■ GOAL
Repeat the records exactly. Every line must match.
◆ ◆ ◆ ◆
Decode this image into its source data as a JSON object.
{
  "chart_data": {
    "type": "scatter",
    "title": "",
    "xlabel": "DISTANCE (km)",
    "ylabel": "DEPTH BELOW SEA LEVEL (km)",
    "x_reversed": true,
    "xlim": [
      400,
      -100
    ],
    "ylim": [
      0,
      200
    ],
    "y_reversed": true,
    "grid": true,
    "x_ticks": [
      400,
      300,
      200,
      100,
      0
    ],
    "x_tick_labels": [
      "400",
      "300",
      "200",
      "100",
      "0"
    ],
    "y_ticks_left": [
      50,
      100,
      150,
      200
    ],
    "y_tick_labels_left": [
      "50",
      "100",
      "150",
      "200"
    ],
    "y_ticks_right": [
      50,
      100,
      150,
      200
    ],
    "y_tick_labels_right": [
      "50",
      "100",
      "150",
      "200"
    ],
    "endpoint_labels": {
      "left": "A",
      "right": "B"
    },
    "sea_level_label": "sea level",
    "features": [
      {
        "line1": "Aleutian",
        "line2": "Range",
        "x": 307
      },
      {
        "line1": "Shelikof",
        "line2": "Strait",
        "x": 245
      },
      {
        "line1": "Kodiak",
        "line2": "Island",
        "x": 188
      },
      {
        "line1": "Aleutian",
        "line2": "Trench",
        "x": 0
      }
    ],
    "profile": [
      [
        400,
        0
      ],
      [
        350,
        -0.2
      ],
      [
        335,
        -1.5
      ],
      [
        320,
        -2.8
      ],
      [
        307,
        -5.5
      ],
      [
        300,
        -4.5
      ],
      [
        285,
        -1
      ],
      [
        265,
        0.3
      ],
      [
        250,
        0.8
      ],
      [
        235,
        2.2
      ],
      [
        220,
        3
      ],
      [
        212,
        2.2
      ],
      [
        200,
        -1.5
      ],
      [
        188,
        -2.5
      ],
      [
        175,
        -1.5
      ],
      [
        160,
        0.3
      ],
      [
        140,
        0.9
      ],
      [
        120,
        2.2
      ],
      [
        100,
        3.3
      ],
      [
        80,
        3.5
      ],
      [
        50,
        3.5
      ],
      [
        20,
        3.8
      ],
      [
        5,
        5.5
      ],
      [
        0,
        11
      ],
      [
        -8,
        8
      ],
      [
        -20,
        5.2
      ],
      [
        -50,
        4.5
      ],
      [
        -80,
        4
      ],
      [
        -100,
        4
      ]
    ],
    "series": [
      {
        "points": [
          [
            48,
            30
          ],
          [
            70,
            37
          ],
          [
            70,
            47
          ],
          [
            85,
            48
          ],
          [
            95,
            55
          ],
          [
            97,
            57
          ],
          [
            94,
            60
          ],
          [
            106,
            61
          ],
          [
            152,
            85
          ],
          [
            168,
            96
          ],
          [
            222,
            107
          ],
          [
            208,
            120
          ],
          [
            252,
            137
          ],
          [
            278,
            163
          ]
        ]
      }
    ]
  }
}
◆ ◆ ◆ ◆
■ FINAL ANSWER
Decode this image into its source data as a JSON object.
{
  "chart_data": {
    "type": "scatter",
    "title": "",
    "xlabel": "DISTANCE (km)",
    "ylabel": "DEPTH BELOW SEA LEVEL (km)",
    "x_reversed": true,
    "xlim": [
      400,
      -100
    ],
    "ylim": [
      0,
      200
    ],
    "y_reversed": true,
    "grid": true,
    "x_ticks": [
      400,
      300,
      200,
      100,
      0
    ],
    "x_tick_labels": [
      "400",
      "300",
      "200",
      "100",
      "0"
    ],
    "y_ticks_left": [
      50,
      100,
      150,
      200
    ],
    "y_tick_labels_left": [
      "50",
      "100",
      "150",
      "200"
    ],
    "y_ticks_right": [
      50,
      100,
      150,
      200
    ],
    "y_tick_labels_right": [
      "50",
      "100",
      "150",
      "200"
    ],
    "endpoint_labels": {
      "left": "A",
      "right": "B"
    },
    "sea_level_label": "sea level",
    "features": [
      {
        "line1": "Aleutian",
        "line2": "Range",
        "x": 307
      },
      {
        "line1": "Shelikof",
        "line2": "Strait",
        "x": 245
      },
      {
        "line1": "Kodiak",
        "line2": "Island",
        "x": 188
      },
      {
        "line1": "Aleutian",
        "line2": "Trench",
        "x": 0
      }
    ],
    "profile": [
      [
        400,
        0
      ],
      [
        350,
        -0.2
      ],
      [
        335,
        -1.5
      ],
      [
        320,
        -2.8
      ],
      [
        307,
        -5.5
      ],
      [
        300,
        -4.5
      ],
      [
        285,
        -1
      ],
      [
        265,
        0.3
      ],
      [
        250,
        0.8
      ],
      [
        235,
        2.2
      ],
      [
        220,
        3
      ],
      [
        212,
        2.2
      ],
      [
        200,
        -1.5
      ],
      [
        188,
        -2.5
      ],
      [
        175,
        -1.5
      ],
      [
        160,
        0.3
      ],
      [
        140,
        0.9
      ],
      [
        120,
        2.2
      ],
      [
        100,
        3.3
      ],
      [
        80,
        3.5
      ],
      [
        50,
        3.5
      ],
      [
        20,
        3.8
      ],
      [
        5,
        5.5
      ],
      [
        0,
        11
      ],
      [
        -8,
        8
      ],
      [
        -20,
        5.2
      ],
      [
        -50,
        4.5
      ],
      [
        -80,
        4
      ],
      [
        -100,
        4
      ]
    ],
    "series": [
      {
        "points": [
          [
            48,
            30
          ],
          [
            70,
            37
          ],
          [
            70,
            47
          ],
          [
            85,
            48
          ],
          [
            95,
            55
          ],
          [
            97,
            57
          ],
          [
            94,
            60
          ],
          [
            106,
            61
          ],
          [
            152,
            85
          ],
          [
            168,
            96
          ],
          [
            222,
            107
          ],
          [
            208,
            120
          ],
          [
            252,
            137
          ],
          [
            278,
            163
          ]
        ]
      }
    ]
  }
}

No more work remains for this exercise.